* [Dataset extract]:

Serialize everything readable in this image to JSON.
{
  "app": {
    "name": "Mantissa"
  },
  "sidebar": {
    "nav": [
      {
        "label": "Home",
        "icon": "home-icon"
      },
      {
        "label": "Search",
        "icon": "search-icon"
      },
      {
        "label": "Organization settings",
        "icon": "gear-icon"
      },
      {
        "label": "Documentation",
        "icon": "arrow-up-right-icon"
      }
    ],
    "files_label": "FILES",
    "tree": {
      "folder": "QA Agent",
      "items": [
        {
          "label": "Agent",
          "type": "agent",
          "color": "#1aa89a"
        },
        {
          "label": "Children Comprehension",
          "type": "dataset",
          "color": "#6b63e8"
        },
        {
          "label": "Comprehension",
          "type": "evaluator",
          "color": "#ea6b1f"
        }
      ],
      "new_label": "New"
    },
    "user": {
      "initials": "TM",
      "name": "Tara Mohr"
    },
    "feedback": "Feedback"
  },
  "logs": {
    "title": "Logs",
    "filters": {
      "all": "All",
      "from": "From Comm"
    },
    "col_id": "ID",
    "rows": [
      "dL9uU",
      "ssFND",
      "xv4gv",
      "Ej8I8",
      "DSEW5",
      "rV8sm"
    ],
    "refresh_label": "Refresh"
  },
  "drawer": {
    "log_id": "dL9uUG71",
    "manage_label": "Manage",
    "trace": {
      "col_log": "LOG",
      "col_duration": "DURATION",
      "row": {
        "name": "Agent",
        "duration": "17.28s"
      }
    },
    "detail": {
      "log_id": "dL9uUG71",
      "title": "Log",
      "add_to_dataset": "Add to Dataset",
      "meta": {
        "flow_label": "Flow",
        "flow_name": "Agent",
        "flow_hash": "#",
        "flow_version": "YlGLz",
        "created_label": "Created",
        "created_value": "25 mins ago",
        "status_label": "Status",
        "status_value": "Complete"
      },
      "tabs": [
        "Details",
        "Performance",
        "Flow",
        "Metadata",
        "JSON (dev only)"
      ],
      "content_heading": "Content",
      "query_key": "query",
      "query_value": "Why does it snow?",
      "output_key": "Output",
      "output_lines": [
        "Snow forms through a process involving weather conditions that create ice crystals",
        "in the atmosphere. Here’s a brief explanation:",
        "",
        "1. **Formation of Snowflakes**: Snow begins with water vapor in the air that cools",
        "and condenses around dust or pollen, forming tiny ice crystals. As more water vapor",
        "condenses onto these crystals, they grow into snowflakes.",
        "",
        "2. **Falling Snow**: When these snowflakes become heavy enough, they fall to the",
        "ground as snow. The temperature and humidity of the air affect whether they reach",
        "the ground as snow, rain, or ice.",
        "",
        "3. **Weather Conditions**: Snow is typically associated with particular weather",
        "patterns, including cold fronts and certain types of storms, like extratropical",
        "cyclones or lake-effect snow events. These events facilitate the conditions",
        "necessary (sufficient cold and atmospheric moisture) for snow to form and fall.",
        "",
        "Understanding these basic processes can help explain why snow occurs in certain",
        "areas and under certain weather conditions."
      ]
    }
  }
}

* [Description of the task]: Output the listing above exactly as it appears.

* [Written solution]:
Serialize everything readable in this image to JSON.
{
  "app": {
    "name": "Mantissa"
  },
  "sidebar": {
    "nav": [
      {
        "label": "Home",
        "icon": "home-icon"
      },
      {
        "label": "Search",
        "icon": "search-icon"
      },
      {
        "label": "Organization settings",
        "icon": "gear-icon"
      },
      {
        "label": "Documentation",
        "icon": "arrow-up-right-icon"
      }
    ],
    "files_label": "FILES",
    "tree": {
      "folder": "QA Agent",
      "items": [
        {
          "label": "Agent",
          "type": "agent",
          "color": "#1aa89a"
        },
        {
          "label": "Children Comprehension",
          "type": "dataset",
          "color": "#6b63e8"
        },
        {
          "label": "Comprehension",
          "type": "evaluator",
          "color": "#ea6b1f"
        }
      ],
      "new_label": "New"
    },
    "user": {
      "initials": "TM",
      "name": "Tara Mohr"
    },
    "feedback": "Feedback"
  },
  "logs": {
    "title": "Logs",
    "filters": {
      "all": "All",
      "from": "From Comm"
    },
    "col_id": "ID",
    "rows": [
      "dL9uU",
      "ssFND",
      "xv4gv",
      "Ej8I8",
      "DSEW5",
      "rV8sm"
    ],
    "refresh_label": "Refresh"
  },
  "drawer": {
    "log_id": "dL9uUG71",
    "manage_label": "Manage",
    "trace": {
      "col_log": "LOG",
      "col_duration": "DURATION",
      "row": {
        "name": "Agent",
        "duration": "17.28s"
      }
    },
    "detail": {
      "log_id": "dL9uUG71",
      "title": "Log",
      "add_to_dataset": "Add to Dataset",
      "meta": {
        "flow_label": "Flow",
        "flow_name": "Agent",
        "flow_hash": "#",
        "flow_version": "YlGLz",
        "created_label": "Created",
        "created_value": "25 mins ago",
        "status_label": "Status",
        "status_value": "Complete"
      },
      "tabs": [
        "Details",
        "Performance",
        "Flow",
        "Metadata",
        "JSON (dev only)"
      ],
      "content_heading": "Content",
      "query_key": "query",
      "query_value": "Why does it snow?",
      "output_key": "Output",
      "output_lines": [
        "Snow forms through a process involving weather conditions that create ice crystals",
        "in the atmosphere. Here’s a brief explanation:",
        "",
        "1. **Formation of Snowflakes**: Snow begins with water vapor in the air that cools",
        "and condenses around dust or pollen, forming tiny ice crystals. As more water vapor",
        "condenses onto these crystals, they grow into snowflakes.",
        "",
        "2. **Falling Snow**: When these snowflakes become heavy enough, they fall to the",
        "ground as snow. The temperature and humidity of the air affect whether they reach",
        "the ground as snow, rain, or ice.",
        "",
        "3. **Weather Conditions**: Snow is typically associated with particular weather",
        "patterns, including cold fronts and certain types of storms, like extratropical",
        "cyclones or lake-effect snow events. These events facilitate the conditions",
        "necessary (sufficient cold and atmospheric moisture) for snow to form and fall.",
        "",
        "Understanding these basic processes can help explain why snow occurs in certain",
        "areas and under certain weather conditions."
      ]
    }
  }
}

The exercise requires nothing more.